Directions for this task:
Write out each record again exactly as it stands.

------

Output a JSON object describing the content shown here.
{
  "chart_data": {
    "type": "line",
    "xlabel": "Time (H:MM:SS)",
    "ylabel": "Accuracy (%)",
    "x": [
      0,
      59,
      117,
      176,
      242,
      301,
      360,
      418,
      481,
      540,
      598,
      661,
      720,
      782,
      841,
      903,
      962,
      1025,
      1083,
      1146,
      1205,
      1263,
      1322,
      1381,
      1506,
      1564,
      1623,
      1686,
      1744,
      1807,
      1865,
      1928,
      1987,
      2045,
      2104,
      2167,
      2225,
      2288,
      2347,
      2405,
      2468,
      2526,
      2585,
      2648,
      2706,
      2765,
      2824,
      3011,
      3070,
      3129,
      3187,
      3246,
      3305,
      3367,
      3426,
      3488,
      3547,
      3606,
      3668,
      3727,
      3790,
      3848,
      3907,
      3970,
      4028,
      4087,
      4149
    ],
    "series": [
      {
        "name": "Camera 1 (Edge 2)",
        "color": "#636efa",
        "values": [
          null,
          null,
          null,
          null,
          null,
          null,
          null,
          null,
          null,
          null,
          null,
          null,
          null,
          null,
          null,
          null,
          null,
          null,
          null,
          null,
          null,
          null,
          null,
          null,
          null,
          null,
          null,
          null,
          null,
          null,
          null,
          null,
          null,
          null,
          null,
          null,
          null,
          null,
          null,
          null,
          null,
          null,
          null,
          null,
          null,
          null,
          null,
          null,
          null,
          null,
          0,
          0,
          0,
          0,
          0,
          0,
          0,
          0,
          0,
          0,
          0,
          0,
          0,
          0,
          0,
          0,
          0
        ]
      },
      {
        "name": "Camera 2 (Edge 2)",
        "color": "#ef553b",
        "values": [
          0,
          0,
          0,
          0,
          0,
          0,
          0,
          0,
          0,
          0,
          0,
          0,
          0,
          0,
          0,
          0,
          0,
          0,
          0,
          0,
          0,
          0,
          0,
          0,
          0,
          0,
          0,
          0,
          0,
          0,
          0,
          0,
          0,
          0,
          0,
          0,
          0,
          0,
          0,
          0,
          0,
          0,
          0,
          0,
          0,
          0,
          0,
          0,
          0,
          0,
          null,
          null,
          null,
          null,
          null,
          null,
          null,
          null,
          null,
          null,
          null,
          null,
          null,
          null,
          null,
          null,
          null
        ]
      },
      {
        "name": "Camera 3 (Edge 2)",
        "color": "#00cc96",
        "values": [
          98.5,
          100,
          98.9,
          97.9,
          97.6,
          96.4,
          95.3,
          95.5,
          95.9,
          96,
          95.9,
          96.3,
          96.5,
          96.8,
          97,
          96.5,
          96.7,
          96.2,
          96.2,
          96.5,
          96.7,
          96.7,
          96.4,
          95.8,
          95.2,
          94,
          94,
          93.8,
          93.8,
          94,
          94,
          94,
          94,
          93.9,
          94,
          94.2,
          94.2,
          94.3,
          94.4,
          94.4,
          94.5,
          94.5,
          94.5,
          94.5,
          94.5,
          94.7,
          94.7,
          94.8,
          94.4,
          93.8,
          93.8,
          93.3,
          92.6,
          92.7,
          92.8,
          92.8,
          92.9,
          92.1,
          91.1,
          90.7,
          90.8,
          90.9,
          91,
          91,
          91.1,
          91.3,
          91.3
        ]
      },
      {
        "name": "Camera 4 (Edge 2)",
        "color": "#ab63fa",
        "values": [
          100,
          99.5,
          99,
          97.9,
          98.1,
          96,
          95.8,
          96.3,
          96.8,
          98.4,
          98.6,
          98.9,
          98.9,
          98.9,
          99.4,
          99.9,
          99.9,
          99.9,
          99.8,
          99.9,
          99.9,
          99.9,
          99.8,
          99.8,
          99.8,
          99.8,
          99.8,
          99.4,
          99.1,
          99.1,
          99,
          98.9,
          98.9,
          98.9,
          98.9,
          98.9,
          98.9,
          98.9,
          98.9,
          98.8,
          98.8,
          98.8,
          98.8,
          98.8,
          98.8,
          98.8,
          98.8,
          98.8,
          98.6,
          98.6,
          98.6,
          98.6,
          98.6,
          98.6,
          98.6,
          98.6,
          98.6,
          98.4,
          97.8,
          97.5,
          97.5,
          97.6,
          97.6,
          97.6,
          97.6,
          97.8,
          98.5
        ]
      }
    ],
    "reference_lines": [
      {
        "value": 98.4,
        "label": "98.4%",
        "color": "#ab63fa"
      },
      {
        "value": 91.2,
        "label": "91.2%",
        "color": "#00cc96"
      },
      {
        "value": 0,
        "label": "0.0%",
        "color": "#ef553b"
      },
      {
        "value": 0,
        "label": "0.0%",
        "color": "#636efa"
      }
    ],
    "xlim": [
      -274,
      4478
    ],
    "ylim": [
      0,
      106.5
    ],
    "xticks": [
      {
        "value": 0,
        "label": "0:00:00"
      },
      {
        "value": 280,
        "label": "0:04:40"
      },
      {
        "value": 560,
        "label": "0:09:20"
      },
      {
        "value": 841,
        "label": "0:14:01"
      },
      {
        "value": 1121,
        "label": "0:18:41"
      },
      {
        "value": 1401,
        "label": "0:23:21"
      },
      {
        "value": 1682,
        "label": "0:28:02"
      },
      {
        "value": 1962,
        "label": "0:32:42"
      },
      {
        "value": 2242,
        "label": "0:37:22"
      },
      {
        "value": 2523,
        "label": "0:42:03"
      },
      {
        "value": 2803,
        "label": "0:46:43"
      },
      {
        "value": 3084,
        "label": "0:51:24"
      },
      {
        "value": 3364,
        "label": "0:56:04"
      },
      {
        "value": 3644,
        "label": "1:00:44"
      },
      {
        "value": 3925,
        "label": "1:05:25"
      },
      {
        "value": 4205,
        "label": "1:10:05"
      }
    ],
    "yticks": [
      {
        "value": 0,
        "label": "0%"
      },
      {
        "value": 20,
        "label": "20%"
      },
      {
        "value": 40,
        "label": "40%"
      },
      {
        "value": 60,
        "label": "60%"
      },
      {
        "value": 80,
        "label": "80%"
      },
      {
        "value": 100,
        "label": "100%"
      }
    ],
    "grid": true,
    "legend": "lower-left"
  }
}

------

Reply:
Output a JSON object describing the content shown here.
{
  "chart_data": {
    "type": "line",
    "xlabel": "Time (H:MM:SS)",
    "ylabel": "Accuracy (%)",
    "x": [
      0,
      59,
      117,
      176,
      242,
      301,
      360,
      418,
      481,
      540,
      598,
      661,
      720,
      782,
      841,
      903,
      962,
      1025,
      1083,
      1146,
      1205,
      1263,
      1322,
      1381,
      1506,
      1564,
      1623,
      1686,
      1744,
      1807,
      1865,
      1928,
      1987,
      2045,
      2104,
      2167,
      2225,
      2288,
      2347,
      2405,
      2468,
      2526,
      2585,
      2648,
      2706,
      2765,
      2824,
      3011,
      3070,
      3129,
      3187,
      3246,
      3305,
      3367,
      3426,
      3488,
      3547,
      3606,
      3668,
      3727,
      3790,
      3848,
      3907,
      3970,
      4028,
      4087,
      4149
    ],
    "series": [
      {
        "name": "Camera 1 (Edge 2)",
        "color": "#636efa",
        "values": [
          null,
          null,
          null,
          null,
          null,
          null,
          null,
          null,
          null,
          null,
          null,
          null,
          null,
          null,
          null,
          null,
          null,
          null,
          null,
          null,
          null,
          null,
          null,
          null,
          null,
          null,
          null,
          null,
          null,
          null,
          null,
          null,
          null,
          null,
          null,
          null,
          null,
          null,
          null,
          null,
          null,
          null,
          null,
          null,
          null,
          null,
          null,
          null,
          null,
          null,
          0,
          0,
          0,
          0,
          0,
          0,
          0,
          0,
          0,
          0,
          0,
          0,
          0,
          0,
          0,
          0,
          0
        ]
      },
      {
        "name": "Camera 2 (Edge 2)",
        "color": "#ef553b",
        "values": [
          0,
          0,
          0,
          0,
          0,
          0,
          0,
          0,
          0,
          0,
          0,
          0,
          0,
          0,
          0,
          0,
          0,
          0,
          0,
          0,
          0,
          0,
          0,
          0,
          0,
          0,
          0,
          0,
          0,
          0,
          0,
          0,
          0,
          0,
          0,
          0,
          0,
          0,
          0,
          0,
          0,
          0,
          0,
          0,
          0,
          0,
          0,
          0,
          0,
          0,
          null,
          null,
          null,
          null,
          null,
          null,
          null,
          null,
          null,
          null,
          null,
          null,
          null,
          null,
          null,
          null,
          null
        ]
      },
      {
        "name": "Camera 3 (Edge 2)",
        "color": "#00cc96",
        "values": [
          98.5,
          100,
          98.9,
          97.9,
          97.6,
          96.4,
          95.3,
          95.5,
          95.9,
          96,
          95.9,
          96.3,
          96.5,
          96.8,
          97,
          96.5,
          96.7,
          96.2,
          96.2,
          96.5,
          96.7,
          96.7,
          96.4,
          95.8,
          95.2,
          94,
          94,
          93.8,
          93.8,
          94,
          94,
          94,
          94,
          93.9,
          94,
          94.2,
          94.2,
          94.3,
          94.4,
          94.4,
          94.5,
          94.5,
          94.5,
          94.5,
          94.5,
          94.7,
          94.7,
          94.8,
          94.4,
          93.8,
          93.8,
          93.3,
          92.6,
          92.7,
          92.8,
          92.8,
          92.9,
          92.1,
          91.1,
          90.7,
          90.8,
          90.9,
          91,
          91,
          91.1,
          91.3,
          91.3
        ]
      },
      {
        "name": "Camera 4 (Edge 2)",
        "color": "#ab63fa",
        "values": [
          100,
          99.5,
          99,
          97.9,
          98.1,
          96,
          95.8,
          96.3,
          96.8,
          98.4,
          98.6,
          98.9,
          98.9,
          98.9,
          99.4,
          99.9,
          99.9,
          99.9,
          99.8,
          99.9,
          99.9,
          99.9,
          99.8,
          99.8,
          99.8,
          99.8,
          99.8,
          99.4,
          99.1,
          99.1,
          99,
          98.9,
          98.9,
          98.9,
          98.9,
          98.9,
          98.9,
          98.9,
          98.9,
          98.8,
          98.8,
          98.8,
          98.8,
          98.8,
          98.8,
          98.8,
          98.8,
          98.8,
          98.6,
          98.6,
          98.6,
          98.6,
          98.6,
          98.6,
          98.6,
          98.6,
          98.6,
          98.4,
          97.8,
          97.5,
          97.5,
          97.6,
          97.6,
          97.6,
          97.6,
          97.8,
          98.5
        ]
      }
    ],
    "reference_lines": [
      {
        "value": 98.4,
        "label": "98.4%",
        "color": "#ab63fa"
      },
      {
        "value": 91.2,
        "label": "91.2%",
        "color": "#00cc96"
      },
      {
        "value": 0,
        "label": "0.0%",
        "color": "#ef553b"
      },
      {
        "value": 0,
        "label": "0.0%",
        "color": "#636efa"
      }
    ],
    "xlim": [
      -274,
      4478
    ],
    "ylim": [
      0,
      106.5
    ],
    "xticks": [
      {
        "value": 0,
        "label": "0:00:00"
      },
      {
        "value": 280,
        "label": "0:04:40"
      },
      {
        "value": 560,
        "label": "0:09:20"
      },
      {
        "value": 841,
        "label": "0:14:01"
      },
      {
        "value": 1121,
        "label": "0:18:41"
      },
      {
        "value": 1401,
        "label": "0:23:21"
      },
      {
        "value": 1682,
        "label": "0:28:02"
      },
      {
        "value": 1962,
        "label": "0:32:42"
      },
      {
        "value": 2242,
        "label": "0:37:22"
      },
      {
        "value": 2523,
        "label": "0:42:03"
      },
      {
        "value": 2803,
        "label": "0:46:43"
      },
      {
        "value": 3084,
        "label": "0:51:24"
      },
      {
        "value": 3364,
        "label": "0:56:04"
      },
      {
        "value": 3644,
        "label": "1:00:44"
      },
      {
        "value": 3925,
        "label": "1:05:25"
      },
      {
        "value": 4205,
        "label": "1:10:05"
      }
    ],
    "yticks": [
      {
        "value": 0,
        "label": "0%"
      },
      {
        "value": 20,
        "label": "20%"
      },
      {
        "value": 40,
        "label": "40%"
      },
      {
        "value": 60,
        "label": "60%"
      },
      {
        "value": 80,
        "label": "80%"
      },
      {
        "value": 100,
        "label": "100%"
      }
    ],
    "grid": true,
    "legend": "lower-left"
  }
}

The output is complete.